Task to carry out - Return the material word for word. Do not include pictures.
==== Records for this task
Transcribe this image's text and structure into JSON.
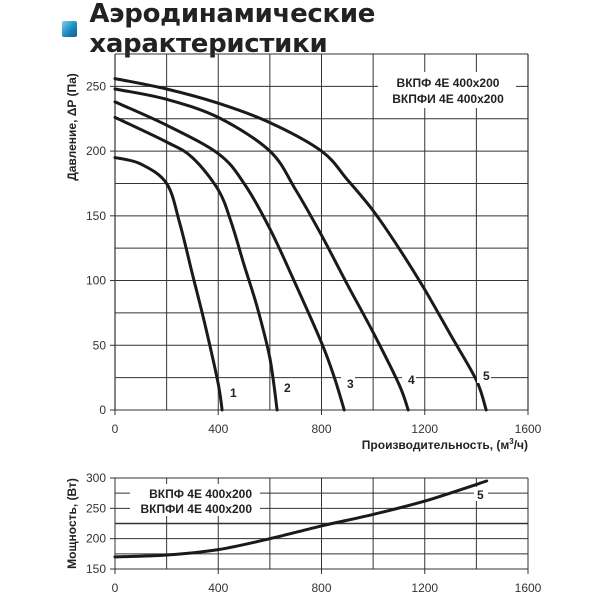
{
  "title": "Аэродинамические характеристики",
  "chart_data": [
    {
      "type": "line",
      "title": "Аэродинамические характеристики",
      "xlabel": "Производительность, (м³/ч)",
      "ylabel": "Давление, ΔP (Па)",
      "xlim": [
        0,
        1600
      ],
      "ylim": [
        0,
        275
      ],
      "xticks": [
        0,
        400,
        800,
        1200,
        1600
      ],
      "yticks": [
        0,
        50,
        100,
        150,
        200,
        250
      ],
      "grid": true,
      "legend": [
        "ВКПФ 4E 400x200",
        "ВКПФИ 4E 400x200"
      ],
      "legend_position": "top-right",
      "series": [
        {
          "name": "1",
          "x": [
            0,
            100,
            200,
            250,
            300,
            350,
            400,
            415
          ],
          "y": [
            195,
            190,
            175,
            145,
            105,
            65,
            20,
            0
          ]
        },
        {
          "name": "2",
          "x": [
            0,
            200,
            300,
            400,
            450,
            500,
            550,
            600,
            628
          ],
          "y": [
            226,
            207,
            195,
            170,
            145,
            112,
            80,
            40,
            0
          ]
        },
        {
          "name": "3",
          "x": [
            0,
            200,
            400,
            500,
            600,
            700,
            800,
            850,
            888
          ],
          "y": [
            238,
            220,
            198,
            175,
            140,
            97,
            52,
            25,
            0
          ]
        },
        {
          "name": "4",
          "x": [
            0,
            200,
            400,
            600,
            700,
            800,
            900,
            1000,
            1100,
            1136
          ],
          "y": [
            248,
            240,
            226,
            200,
            170,
            135,
            97,
            60,
            20,
            0
          ]
        },
        {
          "name": "5",
          "x": [
            0,
            200,
            400,
            600,
            800,
            900,
            1000,
            1100,
            1200,
            1300,
            1400,
            1438
          ],
          "y": [
            256,
            248,
            237,
            222,
            200,
            178,
            154,
            125,
            93,
            58,
            23,
            0
          ]
        }
      ]
    },
    {
      "type": "line",
      "xlabel": "",
      "ylabel": "Мощность, (Вт)",
      "xlim": [
        0,
        1600
      ],
      "ylim": [
        150,
        300
      ],
      "xticks": [
        0,
        400,
        800,
        1200,
        1600
      ],
      "yticks": [
        150,
        200,
        250,
        300
      ],
      "grid": true,
      "legend": [
        "ВКПФ 4E 400x200",
        "ВКПФИ 4E 400x200"
      ],
      "legend_position": "top-left",
      "series": [
        {
          "name": "5",
          "x": [
            0,
            200,
            400,
            600,
            800,
            1000,
            1200,
            1440
          ],
          "y": [
            170,
            173,
            182,
            200,
            221,
            240,
            262,
            295
          ]
        }
      ]
    }
  ],
  "labels": {
    "xticks": [
      "0",
      "400",
      "800",
      "1200",
      "1600"
    ],
    "pressure_yticks": [
      "0",
      "50",
      "100",
      "150",
      "200",
      "250"
    ],
    "power_yticks": [
      "150",
      "200",
      "250",
      "300"
    ],
    "pressure_ylabel": "Давление, ΔP (Па)",
    "power_ylabel": "Мощность, (Вт)",
    "xlabel_main": "Производительность, (м",
    "xlabel_sup": "3",
    "xlabel_end": "/ч)",
    "legend1": "ВКПФ  4E 400x200",
    "legend2": "ВКПФИ 4E 400x200",
    "curve_labels": [
      "1",
      "2",
      "3",
      "4",
      "5"
    ],
    "power_curve_label": "5"
  }
}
========
Answer in full -
Transcribe this image's text and structure into JSON.
{
  "title": "Аэродинамические характеристики",
  "chart_data": [
    {
      "type": "line",
      "title": "Аэродинамические характеристики",
      "xlabel": "Производительность, (м³/ч)",
      "ylabel": "Давление, ΔP (Па)",
      "xlim": [
        0,
        1600
      ],
      "ylim": [
        0,
        275
      ],
      "xticks": [
        0,
        400,
        800,
        1200,
        1600
      ],
      "yticks": [
        0,
        50,
        100,
        150,
        200,
        250
      ],
      "grid": true,
      "legend": [
        "ВКПФ 4E 400x200",
        "ВКПФИ 4E 400x200"
      ],
      "legend_position": "top-right",
      "series": [
        {
          "name": "1",
          "x": [
            0,
            100,
            200,
            250,
            300,
            350,
            400,
            415
          ],
          "y": [
            195,
            190,
            175,
            145,
            105,
            65,
            20,
            0
          ]
        },
        {
          "name": "2",
          "x": [
            0,
            200,
            300,
            400,
            450,
            500,
            550,
            600,
            628
          ],
          "y": [
            226,
            207,
            195,
            170,
            145,
            112,
            80,
            40,
            0
          ]
        },
        {
          "name": "3",
          "x": [
            0,
            200,
            400,
            500,
            600,
            700,
            800,
            850,
            888
          ],
          "y": [
            238,
            220,
            198,
            175,
            140,
            97,
            52,
            25,
            0
          ]
        },
        {
          "name": "4",
          "x": [
            0,
            200,
            400,
            600,
            700,
            800,
            900,
            1000,
            1100,
            1136
          ],
          "y": [
            248,
            240,
            226,
            200,
            170,
            135,
            97,
            60,
            20,
            0
          ]
        },
        {
          "name": "5",
          "x": [
            0,
            200,
            400,
            600,
            800,
            900,
            1000,
            1100,
            1200,
            1300,
            1400,
            1438
          ],
          "y": [
            256,
            248,
            237,
            222,
            200,
            178,
            154,
            125,
            93,
            58,
            23,
            0
          ]
        }
      ]
    },
    {
      "type": "line",
      "xlabel": "",
      "ylabel": "Мощность, (Вт)",
      "xlim": [
        0,
        1600
      ],
      "ylim": [
        150,
        300
      ],
      "xticks": [
        0,
        400,
        800,
        1200,
        1600
      ],
      "yticks": [
        150,
        200,
        250,
        300
      ],
      "grid": true,
      "legend": [
        "ВКПФ 4E 400x200",
        "ВКПФИ 4E 400x200"
      ],
      "legend_position": "top-left",
      "series": [
        {
          "name": "5",
          "x": [
            0,
            200,
            400,
            600,
            800,
            1000,
            1200,
            1440
          ],
          "y": [
            170,
            173,
            182,
            200,
            221,
            240,
            262,
            295
          ]
        }
      ]
    }
  ],
  "labels": {
    "xticks": [
      "0",
      "400",
      "800",
      "1200",
      "1600"
    ],
    "pressure_yticks": [
      "0",
      "50",
      "100",
      "150",
      "200",
      "250"
    ],
    "power_yticks": [
      "150",
      "200",
      "250",
      "300"
    ],
    "pressure_ylabel": "Давление, ΔP (Па)",
    "power_ylabel": "Мощность, (Вт)",
    "xlabel_main": "Производительность, (м",
    "xlabel_sup": "3",
    "xlabel_end": "/ч)",
    "legend1": "ВКПФ  4E 400x200",
    "legend2": "ВКПФИ 4E 400x200",
    "curve_labels": [
      "1",
      "2",
      "3",
      "4",
      "5"
    ],
    "power_curve_label": "5"
  }
}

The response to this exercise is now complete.